**WHAT YOU NEED TO DO:** Leave out the pictures; transcribe all else exactly.
=== SUPPLIED MATERIAL ===
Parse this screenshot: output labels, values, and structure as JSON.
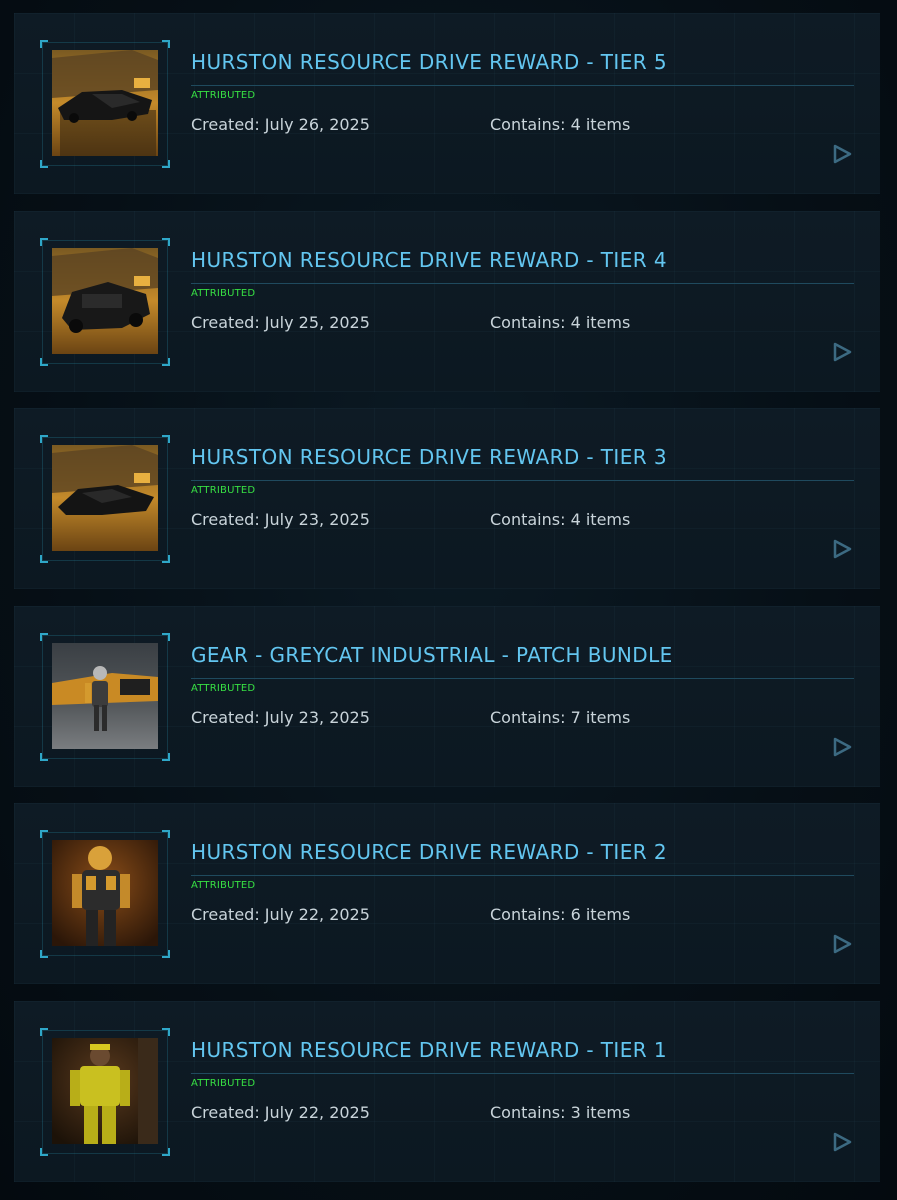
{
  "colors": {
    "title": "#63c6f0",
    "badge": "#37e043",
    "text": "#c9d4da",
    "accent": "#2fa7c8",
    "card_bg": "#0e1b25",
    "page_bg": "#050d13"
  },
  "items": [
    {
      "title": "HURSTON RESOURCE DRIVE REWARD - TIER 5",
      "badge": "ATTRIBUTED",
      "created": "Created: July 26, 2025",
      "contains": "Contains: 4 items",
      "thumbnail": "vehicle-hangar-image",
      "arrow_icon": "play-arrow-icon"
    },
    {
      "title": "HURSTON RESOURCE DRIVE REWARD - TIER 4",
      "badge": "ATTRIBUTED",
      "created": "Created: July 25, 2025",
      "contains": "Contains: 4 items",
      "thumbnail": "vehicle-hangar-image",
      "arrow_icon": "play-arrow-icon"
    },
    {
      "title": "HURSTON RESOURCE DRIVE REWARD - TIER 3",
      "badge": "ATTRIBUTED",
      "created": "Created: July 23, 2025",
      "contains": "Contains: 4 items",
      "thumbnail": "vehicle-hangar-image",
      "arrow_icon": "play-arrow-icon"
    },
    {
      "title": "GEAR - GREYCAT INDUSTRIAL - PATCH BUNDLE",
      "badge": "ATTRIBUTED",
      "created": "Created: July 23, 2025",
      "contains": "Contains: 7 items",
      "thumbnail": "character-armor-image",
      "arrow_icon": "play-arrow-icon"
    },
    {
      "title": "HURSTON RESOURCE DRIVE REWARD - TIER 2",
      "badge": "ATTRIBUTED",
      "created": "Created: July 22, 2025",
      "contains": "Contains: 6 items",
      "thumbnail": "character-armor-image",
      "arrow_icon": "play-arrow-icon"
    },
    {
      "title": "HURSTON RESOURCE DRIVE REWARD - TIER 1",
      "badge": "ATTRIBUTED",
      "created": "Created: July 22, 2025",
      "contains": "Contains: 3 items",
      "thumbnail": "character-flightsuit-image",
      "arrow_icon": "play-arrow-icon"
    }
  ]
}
===
**TASK RESPONSE:**
Parse this screenshot: output labels, values, and structure as JSON.
{
  "colors": {
    "title": "#63c6f0",
    "badge": "#37e043",
    "text": "#c9d4da",
    "accent": "#2fa7c8",
    "card_bg": "#0e1b25",
    "page_bg": "#050d13"
  },
  "items": [
    {
      "title": "HURSTON RESOURCE DRIVE REWARD - TIER 5",
      "badge": "ATTRIBUTED",
      "created": "Created: July 26, 2025",
      "contains": "Contains: 4 items",
      "thumbnail": "vehicle-hangar-image",
      "arrow_icon": "play-arrow-icon"
    },
    {
      "title": "HURSTON RESOURCE DRIVE REWARD - TIER 4",
      "badge": "ATTRIBUTED",
      "created": "Created: July 25, 2025",
      "contains": "Contains: 4 items",
      "thumbnail": "vehicle-hangar-image",
      "arrow_icon": "play-arrow-icon"
    },
    {
      "title": "HURSTON RESOURCE DRIVE REWARD - TIER 3",
      "badge": "ATTRIBUTED",
      "created": "Created: July 23, 2025",
      "contains": "Contains: 4 items",
      "thumbnail": "vehicle-hangar-image",
      "arrow_icon": "play-arrow-icon"
    },
    {
      "title": "GEAR - GREYCAT INDUSTRIAL - PATCH BUNDLE",
      "badge": "ATTRIBUTED",
      "created": "Created: July 23, 2025",
      "contains": "Contains: 7 items",
      "thumbnail": "character-armor-image",
      "arrow_icon": "play-arrow-icon"
    },
    {
      "title": "HURSTON RESOURCE DRIVE REWARD - TIER 2",
      "badge": "ATTRIBUTED",
      "created": "Created: July 22, 2025",
      "contains": "Contains: 6 items",
      "thumbnail": "character-armor-image",
      "arrow_icon": "play-arrow-icon"
    },
    {
      "title": "HURSTON RESOURCE DRIVE REWARD - TIER 1",
      "badge": "ATTRIBUTED",
      "created": "Created: July 22, 2025",
      "contains": "Contains: 3 items",
      "thumbnail": "character-flightsuit-image",
      "arrow_icon": "play-arrow-icon"
    }
  ]
}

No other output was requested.